Exercise description:
Pick out the lines below that contain the string "JSON" and copy them all.

⁂

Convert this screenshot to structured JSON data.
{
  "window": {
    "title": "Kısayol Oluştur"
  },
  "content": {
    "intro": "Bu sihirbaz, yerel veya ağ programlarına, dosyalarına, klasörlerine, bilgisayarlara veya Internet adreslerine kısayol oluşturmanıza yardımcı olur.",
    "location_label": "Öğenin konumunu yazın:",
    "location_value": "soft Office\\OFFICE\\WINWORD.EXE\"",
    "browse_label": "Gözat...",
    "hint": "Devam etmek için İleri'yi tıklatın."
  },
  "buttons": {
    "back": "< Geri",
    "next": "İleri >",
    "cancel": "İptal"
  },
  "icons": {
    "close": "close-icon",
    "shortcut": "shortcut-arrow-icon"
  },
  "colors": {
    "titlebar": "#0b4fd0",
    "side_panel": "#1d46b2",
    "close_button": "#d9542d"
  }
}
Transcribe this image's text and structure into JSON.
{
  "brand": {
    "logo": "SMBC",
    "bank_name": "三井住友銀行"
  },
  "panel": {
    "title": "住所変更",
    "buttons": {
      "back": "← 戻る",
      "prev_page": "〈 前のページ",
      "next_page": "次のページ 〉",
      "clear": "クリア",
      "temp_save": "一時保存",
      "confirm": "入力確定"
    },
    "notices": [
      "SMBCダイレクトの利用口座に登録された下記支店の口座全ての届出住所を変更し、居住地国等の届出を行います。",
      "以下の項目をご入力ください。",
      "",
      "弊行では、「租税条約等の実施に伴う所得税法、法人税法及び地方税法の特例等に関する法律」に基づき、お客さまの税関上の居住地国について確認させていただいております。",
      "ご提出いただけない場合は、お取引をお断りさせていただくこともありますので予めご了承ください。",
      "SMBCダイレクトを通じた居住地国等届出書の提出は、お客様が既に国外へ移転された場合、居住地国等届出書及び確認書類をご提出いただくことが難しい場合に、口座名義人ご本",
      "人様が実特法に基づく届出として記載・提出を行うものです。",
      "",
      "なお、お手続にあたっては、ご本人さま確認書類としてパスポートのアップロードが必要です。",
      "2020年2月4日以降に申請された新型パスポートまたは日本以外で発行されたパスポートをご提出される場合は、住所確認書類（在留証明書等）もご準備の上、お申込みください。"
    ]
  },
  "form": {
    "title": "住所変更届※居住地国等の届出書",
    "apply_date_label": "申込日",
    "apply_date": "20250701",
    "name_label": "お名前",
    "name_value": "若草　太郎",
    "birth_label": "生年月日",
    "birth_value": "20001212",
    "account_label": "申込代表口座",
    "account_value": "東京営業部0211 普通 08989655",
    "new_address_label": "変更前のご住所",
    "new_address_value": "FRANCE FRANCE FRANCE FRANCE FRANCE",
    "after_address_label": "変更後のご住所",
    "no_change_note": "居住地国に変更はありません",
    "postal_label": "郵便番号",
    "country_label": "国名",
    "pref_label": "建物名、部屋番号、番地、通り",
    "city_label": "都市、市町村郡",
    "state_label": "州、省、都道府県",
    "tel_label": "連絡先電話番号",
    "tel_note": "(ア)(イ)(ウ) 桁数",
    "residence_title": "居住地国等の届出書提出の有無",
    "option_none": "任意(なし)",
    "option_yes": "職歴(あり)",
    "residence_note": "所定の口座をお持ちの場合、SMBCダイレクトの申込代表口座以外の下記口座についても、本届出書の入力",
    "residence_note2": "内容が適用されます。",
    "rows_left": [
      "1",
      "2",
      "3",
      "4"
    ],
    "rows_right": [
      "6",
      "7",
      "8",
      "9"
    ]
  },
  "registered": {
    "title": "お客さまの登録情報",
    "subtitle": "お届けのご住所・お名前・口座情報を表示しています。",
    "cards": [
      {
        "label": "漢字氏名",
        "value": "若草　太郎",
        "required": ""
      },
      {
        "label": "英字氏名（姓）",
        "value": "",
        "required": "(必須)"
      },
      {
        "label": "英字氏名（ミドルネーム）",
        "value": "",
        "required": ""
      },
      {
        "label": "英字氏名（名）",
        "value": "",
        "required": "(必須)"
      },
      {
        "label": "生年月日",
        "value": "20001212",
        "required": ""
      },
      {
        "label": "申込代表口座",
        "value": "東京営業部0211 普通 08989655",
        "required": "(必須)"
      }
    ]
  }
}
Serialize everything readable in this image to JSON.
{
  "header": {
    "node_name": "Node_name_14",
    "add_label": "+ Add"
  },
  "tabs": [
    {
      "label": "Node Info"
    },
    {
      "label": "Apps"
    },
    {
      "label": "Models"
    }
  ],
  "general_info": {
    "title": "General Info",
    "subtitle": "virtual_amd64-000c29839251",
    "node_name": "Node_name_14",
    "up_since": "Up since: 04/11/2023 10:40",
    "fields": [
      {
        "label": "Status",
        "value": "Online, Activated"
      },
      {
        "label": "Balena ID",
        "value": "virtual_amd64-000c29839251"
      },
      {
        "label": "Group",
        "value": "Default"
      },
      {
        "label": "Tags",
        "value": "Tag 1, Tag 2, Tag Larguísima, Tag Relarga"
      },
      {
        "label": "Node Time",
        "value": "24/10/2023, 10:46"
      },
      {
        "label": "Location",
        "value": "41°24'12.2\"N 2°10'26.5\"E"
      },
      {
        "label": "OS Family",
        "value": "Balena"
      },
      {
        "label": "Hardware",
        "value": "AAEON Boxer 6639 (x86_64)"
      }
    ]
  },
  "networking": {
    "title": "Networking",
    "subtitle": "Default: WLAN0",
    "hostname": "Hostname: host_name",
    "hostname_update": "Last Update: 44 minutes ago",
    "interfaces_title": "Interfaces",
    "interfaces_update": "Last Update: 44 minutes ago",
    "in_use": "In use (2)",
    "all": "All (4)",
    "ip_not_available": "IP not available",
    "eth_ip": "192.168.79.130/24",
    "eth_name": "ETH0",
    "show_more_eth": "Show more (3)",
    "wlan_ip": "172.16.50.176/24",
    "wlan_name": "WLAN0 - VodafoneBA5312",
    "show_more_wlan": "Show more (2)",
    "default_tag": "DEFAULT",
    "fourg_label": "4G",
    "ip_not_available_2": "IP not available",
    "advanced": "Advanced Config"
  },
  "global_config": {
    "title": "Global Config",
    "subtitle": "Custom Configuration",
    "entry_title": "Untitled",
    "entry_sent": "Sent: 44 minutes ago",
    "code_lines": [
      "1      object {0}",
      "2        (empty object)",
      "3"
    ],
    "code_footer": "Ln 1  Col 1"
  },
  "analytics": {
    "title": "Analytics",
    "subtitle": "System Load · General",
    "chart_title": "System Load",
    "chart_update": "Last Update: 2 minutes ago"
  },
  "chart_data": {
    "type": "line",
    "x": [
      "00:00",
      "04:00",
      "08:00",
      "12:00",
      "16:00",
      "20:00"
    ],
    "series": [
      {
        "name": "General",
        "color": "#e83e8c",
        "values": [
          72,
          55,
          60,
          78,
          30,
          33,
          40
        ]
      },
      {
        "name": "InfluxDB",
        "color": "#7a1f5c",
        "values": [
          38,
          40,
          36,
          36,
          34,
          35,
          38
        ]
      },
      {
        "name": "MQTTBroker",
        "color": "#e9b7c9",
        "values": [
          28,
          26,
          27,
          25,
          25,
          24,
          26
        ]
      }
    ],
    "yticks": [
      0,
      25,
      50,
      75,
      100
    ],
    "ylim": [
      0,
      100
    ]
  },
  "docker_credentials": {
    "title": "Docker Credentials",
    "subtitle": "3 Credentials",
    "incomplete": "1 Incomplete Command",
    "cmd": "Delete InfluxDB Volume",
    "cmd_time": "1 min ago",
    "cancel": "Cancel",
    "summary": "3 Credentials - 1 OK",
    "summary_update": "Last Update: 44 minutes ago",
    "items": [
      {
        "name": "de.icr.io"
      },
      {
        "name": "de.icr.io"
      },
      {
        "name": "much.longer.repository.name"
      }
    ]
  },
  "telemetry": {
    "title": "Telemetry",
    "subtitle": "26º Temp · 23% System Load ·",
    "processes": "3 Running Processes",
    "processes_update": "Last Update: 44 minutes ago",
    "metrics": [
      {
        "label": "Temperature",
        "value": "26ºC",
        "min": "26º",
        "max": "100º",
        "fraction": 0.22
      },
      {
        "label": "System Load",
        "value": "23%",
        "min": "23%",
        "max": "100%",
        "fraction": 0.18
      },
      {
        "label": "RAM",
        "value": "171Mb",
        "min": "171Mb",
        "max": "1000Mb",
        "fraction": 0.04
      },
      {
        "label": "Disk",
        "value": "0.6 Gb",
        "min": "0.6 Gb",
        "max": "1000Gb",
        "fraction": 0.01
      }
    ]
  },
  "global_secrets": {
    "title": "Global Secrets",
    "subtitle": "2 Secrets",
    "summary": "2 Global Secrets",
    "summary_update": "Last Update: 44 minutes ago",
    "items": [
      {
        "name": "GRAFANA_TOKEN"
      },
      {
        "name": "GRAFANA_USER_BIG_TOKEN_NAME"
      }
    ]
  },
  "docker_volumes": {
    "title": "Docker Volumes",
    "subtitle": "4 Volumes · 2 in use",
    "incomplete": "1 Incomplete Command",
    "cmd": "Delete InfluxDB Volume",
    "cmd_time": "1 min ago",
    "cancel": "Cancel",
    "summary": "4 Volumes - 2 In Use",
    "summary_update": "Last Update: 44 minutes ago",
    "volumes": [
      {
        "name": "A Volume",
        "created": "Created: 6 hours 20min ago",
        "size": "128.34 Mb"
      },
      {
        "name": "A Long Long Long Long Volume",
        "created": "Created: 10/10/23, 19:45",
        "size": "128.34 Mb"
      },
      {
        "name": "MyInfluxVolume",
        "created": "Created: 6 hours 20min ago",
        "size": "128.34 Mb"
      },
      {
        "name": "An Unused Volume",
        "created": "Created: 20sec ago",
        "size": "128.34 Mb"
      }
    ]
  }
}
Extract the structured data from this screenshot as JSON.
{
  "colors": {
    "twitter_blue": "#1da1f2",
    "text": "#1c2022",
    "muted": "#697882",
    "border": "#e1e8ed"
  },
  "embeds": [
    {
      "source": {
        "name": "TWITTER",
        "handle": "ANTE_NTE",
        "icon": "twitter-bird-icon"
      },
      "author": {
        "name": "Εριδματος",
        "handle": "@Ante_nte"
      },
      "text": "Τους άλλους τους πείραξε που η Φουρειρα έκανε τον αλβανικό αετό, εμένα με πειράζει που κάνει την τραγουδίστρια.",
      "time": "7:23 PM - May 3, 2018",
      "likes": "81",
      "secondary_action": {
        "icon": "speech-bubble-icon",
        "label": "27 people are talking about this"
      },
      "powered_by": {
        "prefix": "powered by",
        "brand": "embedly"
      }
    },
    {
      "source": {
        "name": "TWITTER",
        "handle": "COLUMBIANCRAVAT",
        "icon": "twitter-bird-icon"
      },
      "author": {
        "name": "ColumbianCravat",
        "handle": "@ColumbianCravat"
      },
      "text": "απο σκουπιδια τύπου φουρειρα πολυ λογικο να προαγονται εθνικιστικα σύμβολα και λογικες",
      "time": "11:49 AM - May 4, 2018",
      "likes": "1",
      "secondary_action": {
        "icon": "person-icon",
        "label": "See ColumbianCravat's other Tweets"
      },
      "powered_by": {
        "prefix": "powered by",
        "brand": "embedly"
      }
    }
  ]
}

⁂

Task solution:
Convert this screenshot to structured JSON data.
Transcribe this image's text and structure into JSON.
Serialize everything readable in this image to JSON.
Extract the structured data from this screenshot as JSON.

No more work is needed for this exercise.